--- Start of Records to use ---

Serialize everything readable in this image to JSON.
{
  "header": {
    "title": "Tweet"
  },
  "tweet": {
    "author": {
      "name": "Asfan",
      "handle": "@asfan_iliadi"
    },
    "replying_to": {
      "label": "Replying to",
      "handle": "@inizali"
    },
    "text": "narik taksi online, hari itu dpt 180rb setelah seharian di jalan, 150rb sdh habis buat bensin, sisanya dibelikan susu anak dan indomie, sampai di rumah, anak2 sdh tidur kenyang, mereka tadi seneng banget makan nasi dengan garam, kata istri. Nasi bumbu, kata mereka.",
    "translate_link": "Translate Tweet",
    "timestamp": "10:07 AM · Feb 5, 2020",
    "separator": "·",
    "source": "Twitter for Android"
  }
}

--- End of Records to use ---

Every entry should be output exactly as written, please.

Serialize everything readable in this image to JSON.
{
  "header": {
    "title": "Tweet"
  },
  "tweet": {
    "author": {
      "name": "Asfan",
      "handle": "@asfan_iliadi"
    },
    "replying_to": {
      "label": "Replying to",
      "handle": "@inizali"
    },
    "text": "narik taksi online, hari itu dpt 180rb setelah seharian di jalan, 150rb sdh habis buat bensin, sisanya dibelikan susu anak dan indomie, sampai di rumah, anak2 sdh tidur kenyang, mereka tadi seneng banget makan nasi dengan garam, kata istri. Nasi bumbu, kata mereka.",
    "translate_link": "Translate Tweet",
    "timestamp": "10:07 AM · Feb 5, 2020",
    "separator": "·",
    "source": "Twitter for Android"
  }
}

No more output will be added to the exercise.